# Task goal
Filter the records for lines holding the string "Output".

# # # # # # #

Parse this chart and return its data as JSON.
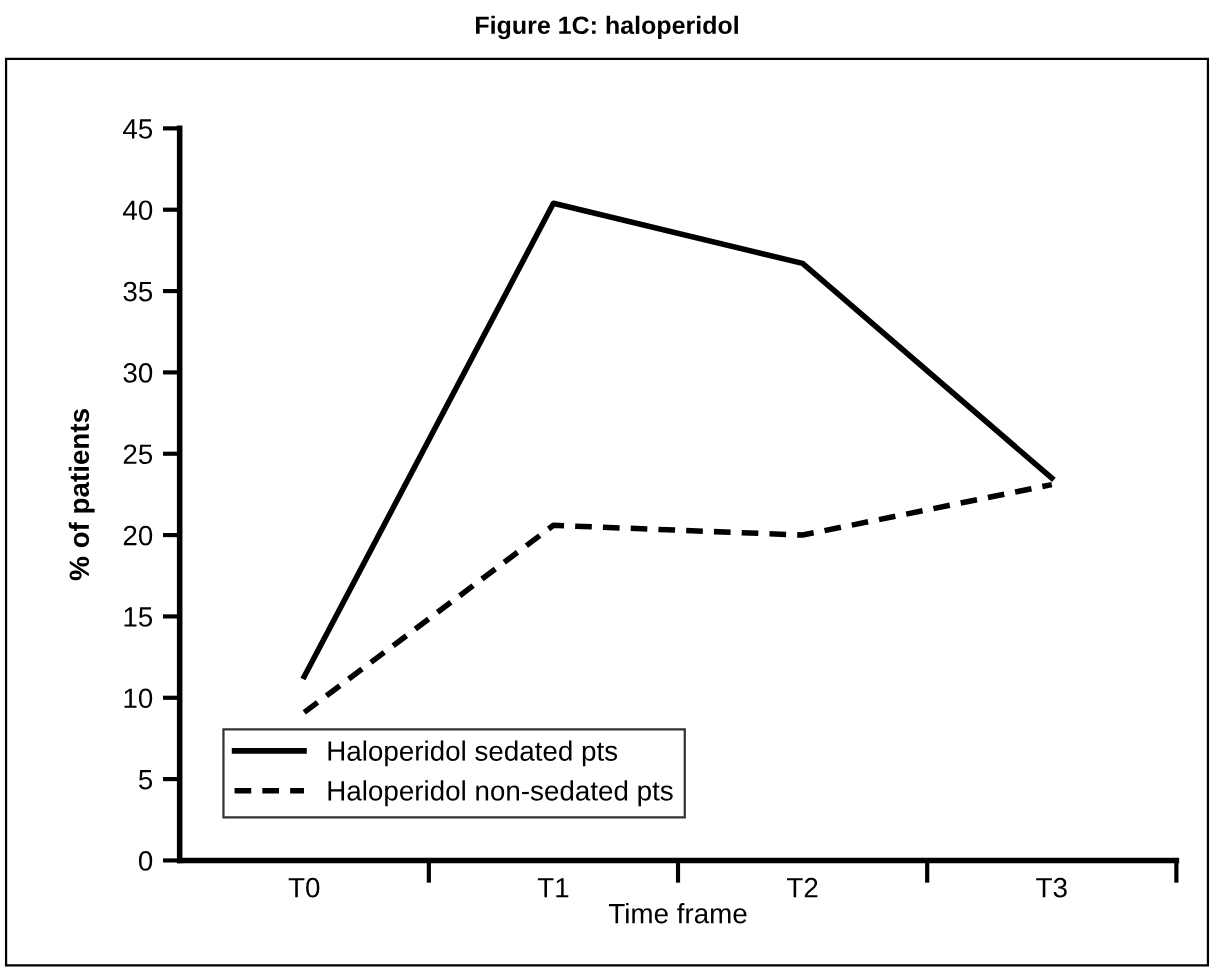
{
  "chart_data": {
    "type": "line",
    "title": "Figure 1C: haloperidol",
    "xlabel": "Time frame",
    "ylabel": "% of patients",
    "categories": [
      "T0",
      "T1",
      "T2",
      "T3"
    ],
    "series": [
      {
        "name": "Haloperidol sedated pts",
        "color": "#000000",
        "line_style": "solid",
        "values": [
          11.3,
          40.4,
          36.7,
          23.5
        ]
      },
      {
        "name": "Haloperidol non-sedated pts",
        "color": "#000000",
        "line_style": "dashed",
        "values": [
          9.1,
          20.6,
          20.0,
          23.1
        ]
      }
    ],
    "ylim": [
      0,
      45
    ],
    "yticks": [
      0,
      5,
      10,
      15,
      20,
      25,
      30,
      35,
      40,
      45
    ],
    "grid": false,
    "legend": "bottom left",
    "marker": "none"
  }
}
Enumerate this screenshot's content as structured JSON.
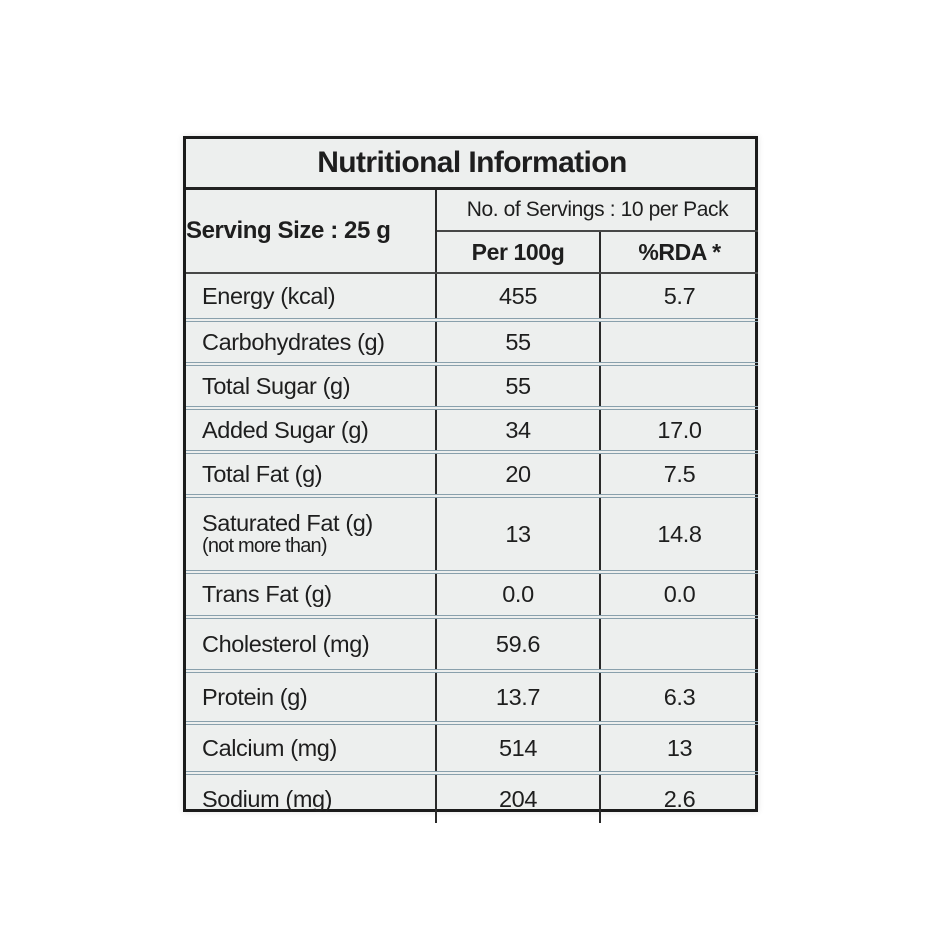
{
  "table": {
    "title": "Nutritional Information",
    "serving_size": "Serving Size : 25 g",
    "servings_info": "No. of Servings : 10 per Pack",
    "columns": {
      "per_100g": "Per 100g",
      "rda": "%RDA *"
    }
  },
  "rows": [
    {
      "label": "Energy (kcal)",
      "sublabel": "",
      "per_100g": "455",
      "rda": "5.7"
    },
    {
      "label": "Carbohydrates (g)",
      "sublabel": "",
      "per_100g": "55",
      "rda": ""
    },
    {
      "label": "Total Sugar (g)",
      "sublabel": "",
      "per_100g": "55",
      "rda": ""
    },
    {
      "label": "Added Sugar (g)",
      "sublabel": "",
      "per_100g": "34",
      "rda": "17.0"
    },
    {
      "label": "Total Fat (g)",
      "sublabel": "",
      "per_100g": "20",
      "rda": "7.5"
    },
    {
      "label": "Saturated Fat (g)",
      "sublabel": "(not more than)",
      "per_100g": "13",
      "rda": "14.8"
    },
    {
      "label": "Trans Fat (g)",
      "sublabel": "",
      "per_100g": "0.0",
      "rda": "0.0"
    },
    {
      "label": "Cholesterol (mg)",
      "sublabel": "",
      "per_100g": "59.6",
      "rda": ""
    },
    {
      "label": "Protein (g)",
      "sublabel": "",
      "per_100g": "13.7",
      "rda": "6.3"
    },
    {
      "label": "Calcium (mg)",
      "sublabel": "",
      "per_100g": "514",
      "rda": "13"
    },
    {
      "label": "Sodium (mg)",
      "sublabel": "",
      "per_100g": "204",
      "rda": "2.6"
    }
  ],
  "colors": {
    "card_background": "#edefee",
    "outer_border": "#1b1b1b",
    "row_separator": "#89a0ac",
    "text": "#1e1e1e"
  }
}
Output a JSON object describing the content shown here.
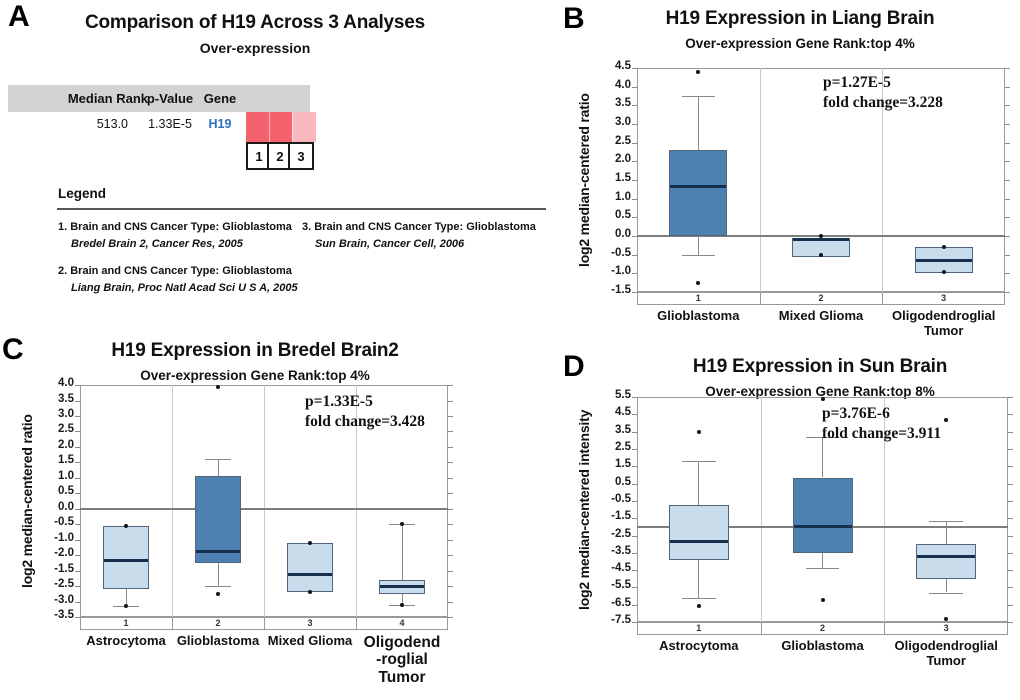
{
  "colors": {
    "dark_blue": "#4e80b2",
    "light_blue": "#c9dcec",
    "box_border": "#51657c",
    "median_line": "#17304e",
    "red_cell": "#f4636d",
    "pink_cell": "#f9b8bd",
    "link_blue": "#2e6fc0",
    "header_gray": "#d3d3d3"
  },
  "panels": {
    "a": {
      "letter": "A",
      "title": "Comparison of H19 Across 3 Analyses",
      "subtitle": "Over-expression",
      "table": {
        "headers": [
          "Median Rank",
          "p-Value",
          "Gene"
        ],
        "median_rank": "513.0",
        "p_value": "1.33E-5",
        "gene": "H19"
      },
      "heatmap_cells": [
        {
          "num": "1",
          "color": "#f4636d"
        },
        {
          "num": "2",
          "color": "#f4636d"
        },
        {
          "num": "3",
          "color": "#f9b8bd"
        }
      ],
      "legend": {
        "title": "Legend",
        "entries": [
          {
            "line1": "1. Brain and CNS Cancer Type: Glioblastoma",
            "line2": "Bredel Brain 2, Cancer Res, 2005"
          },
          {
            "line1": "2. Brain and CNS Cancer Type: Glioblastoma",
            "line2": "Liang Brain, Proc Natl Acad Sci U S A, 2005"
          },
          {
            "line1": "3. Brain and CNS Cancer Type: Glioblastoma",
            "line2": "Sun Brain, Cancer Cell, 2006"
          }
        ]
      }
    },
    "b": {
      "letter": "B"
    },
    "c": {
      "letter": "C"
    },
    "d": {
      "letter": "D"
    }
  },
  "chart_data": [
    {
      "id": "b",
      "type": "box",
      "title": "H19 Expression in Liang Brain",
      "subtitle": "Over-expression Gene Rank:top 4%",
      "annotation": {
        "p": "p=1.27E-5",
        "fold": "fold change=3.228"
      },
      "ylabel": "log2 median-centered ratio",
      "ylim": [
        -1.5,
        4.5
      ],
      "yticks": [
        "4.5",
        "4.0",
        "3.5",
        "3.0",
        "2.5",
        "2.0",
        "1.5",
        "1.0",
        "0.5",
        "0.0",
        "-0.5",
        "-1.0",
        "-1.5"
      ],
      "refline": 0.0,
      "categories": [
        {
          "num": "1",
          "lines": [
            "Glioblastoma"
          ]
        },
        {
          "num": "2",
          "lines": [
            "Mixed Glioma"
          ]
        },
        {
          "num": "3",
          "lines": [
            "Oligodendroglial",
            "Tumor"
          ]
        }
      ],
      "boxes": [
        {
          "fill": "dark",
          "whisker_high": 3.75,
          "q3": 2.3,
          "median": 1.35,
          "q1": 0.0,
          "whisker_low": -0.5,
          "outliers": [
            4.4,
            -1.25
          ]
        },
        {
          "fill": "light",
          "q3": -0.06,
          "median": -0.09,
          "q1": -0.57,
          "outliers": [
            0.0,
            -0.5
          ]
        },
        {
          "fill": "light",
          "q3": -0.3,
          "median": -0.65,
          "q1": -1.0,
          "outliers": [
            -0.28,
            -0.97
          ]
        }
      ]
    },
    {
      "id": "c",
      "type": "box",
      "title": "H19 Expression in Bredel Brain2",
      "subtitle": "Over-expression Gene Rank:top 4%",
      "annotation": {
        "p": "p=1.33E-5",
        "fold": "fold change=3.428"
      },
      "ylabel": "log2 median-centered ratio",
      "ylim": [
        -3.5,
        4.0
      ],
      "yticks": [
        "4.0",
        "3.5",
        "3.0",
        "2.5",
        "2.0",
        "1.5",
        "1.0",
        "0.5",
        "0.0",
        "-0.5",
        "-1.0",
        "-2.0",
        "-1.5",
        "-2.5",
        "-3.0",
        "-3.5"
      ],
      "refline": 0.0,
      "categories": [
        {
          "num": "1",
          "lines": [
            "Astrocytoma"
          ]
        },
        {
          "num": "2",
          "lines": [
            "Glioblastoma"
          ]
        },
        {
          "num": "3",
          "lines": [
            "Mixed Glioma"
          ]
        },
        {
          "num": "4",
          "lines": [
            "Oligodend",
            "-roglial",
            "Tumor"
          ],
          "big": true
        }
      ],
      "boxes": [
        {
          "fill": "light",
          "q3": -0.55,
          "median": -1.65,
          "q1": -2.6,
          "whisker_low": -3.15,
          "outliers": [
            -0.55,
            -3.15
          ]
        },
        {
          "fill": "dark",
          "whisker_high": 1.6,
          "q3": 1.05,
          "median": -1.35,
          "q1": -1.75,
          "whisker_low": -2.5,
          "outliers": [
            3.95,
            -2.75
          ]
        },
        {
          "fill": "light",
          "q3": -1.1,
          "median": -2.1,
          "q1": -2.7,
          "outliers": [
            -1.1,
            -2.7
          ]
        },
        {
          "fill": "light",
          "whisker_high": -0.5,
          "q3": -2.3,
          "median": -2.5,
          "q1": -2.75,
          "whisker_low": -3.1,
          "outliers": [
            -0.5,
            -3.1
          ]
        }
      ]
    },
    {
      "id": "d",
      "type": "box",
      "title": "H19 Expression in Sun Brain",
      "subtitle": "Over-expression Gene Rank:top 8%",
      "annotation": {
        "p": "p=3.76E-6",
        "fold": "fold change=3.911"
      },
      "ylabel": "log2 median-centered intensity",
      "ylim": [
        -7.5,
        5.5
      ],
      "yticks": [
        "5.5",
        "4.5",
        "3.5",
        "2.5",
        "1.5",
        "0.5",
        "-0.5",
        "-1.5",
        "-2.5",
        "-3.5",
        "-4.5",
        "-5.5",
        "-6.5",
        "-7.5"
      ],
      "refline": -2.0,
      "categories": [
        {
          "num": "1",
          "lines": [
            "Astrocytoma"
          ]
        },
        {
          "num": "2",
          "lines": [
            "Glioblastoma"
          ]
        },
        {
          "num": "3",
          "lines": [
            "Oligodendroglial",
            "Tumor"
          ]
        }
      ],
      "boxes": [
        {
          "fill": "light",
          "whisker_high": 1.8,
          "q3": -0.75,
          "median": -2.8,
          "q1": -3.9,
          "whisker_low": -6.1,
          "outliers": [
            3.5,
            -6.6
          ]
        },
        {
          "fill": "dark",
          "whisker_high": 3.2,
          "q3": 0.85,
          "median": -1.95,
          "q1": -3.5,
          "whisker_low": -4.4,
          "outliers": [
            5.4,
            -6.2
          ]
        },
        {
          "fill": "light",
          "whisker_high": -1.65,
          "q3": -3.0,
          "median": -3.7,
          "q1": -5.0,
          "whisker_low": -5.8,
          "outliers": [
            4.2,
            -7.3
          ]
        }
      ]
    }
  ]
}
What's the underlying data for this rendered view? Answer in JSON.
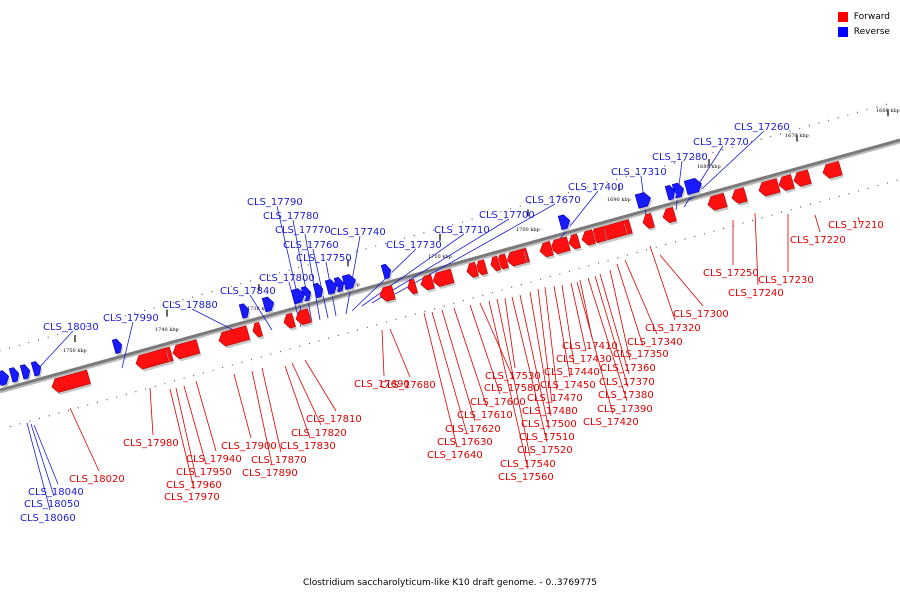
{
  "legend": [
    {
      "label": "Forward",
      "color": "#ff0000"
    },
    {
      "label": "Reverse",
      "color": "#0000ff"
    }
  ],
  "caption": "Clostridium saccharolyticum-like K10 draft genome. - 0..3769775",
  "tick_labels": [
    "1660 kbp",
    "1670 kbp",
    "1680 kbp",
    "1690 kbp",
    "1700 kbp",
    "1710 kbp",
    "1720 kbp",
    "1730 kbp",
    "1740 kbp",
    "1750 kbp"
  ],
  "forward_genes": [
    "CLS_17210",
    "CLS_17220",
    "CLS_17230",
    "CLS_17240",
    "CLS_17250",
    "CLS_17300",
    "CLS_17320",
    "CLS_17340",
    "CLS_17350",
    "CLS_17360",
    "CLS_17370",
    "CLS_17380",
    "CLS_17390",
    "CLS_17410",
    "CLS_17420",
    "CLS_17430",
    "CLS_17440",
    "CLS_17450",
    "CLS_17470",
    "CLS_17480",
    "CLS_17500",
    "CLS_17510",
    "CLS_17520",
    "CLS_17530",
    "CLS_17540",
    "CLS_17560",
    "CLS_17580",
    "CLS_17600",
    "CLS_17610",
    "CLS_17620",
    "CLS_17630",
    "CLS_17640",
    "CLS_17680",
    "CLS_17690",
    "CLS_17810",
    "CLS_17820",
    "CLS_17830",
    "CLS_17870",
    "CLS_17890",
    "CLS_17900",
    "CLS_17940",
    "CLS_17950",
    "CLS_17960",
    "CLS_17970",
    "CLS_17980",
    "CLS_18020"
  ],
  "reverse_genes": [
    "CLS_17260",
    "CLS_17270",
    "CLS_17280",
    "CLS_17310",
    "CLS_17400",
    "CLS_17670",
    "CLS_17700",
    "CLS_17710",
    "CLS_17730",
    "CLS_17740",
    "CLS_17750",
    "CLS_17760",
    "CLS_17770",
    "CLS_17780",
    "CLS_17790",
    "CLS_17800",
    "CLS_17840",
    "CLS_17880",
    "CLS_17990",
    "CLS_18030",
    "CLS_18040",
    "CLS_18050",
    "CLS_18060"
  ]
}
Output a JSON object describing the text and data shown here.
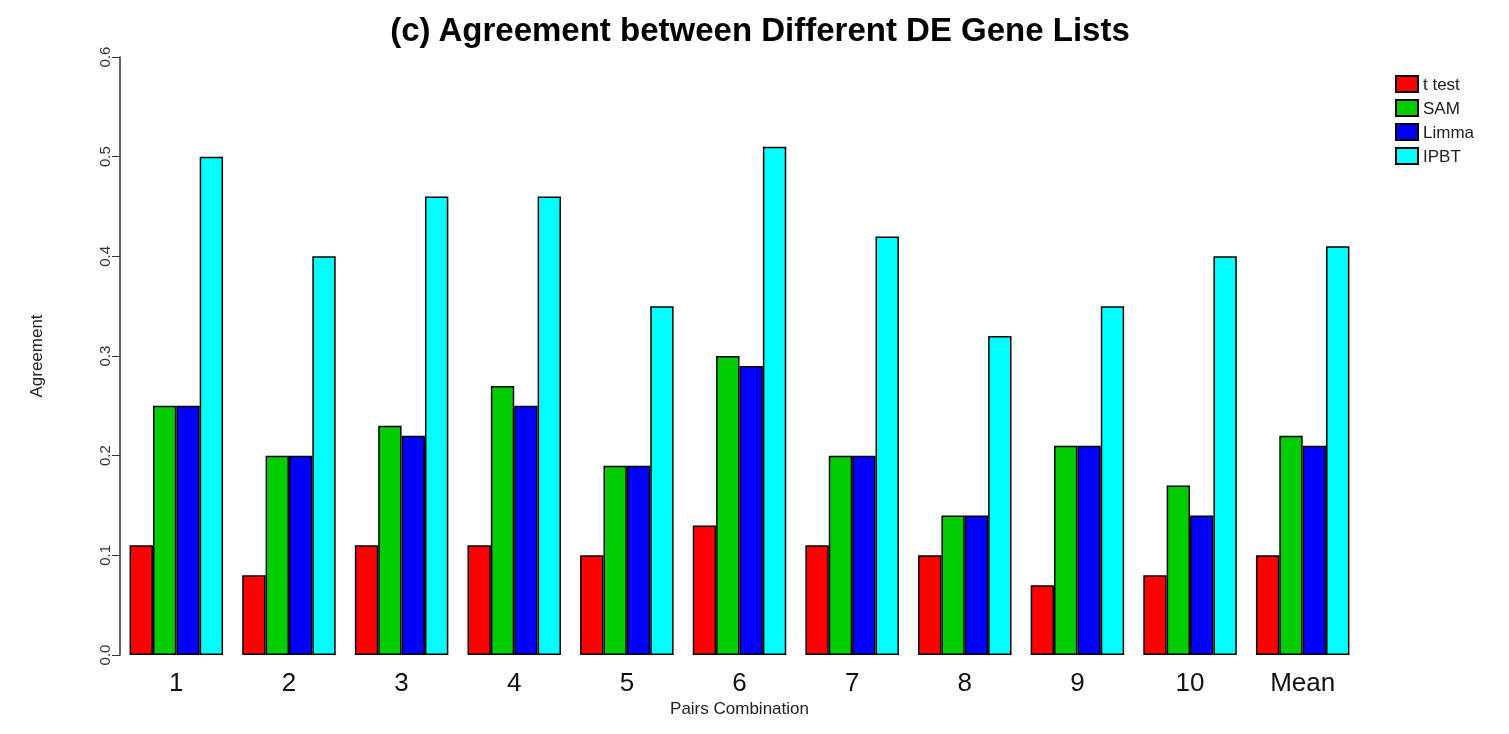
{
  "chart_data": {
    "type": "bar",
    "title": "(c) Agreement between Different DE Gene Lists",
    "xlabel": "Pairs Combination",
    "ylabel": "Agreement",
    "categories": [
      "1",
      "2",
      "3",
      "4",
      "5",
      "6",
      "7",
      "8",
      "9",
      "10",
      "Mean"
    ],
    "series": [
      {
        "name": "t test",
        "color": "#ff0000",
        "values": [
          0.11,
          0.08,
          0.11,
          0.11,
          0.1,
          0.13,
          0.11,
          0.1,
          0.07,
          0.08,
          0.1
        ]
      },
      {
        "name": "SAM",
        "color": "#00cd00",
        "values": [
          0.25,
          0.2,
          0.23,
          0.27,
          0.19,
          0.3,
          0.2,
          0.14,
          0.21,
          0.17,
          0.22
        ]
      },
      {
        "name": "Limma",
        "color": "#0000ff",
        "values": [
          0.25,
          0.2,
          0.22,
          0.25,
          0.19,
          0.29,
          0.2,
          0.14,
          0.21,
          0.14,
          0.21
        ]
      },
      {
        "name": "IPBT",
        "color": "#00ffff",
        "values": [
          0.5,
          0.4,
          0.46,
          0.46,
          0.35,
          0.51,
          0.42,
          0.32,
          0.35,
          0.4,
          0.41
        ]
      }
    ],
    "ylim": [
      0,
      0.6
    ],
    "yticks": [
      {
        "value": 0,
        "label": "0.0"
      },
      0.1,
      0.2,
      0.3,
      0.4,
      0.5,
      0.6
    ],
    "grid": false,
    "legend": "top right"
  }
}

# # # # # # #

# Written answer
Output a JSON object describing the content shown here.
Output a JSON object describing the text and data shown here.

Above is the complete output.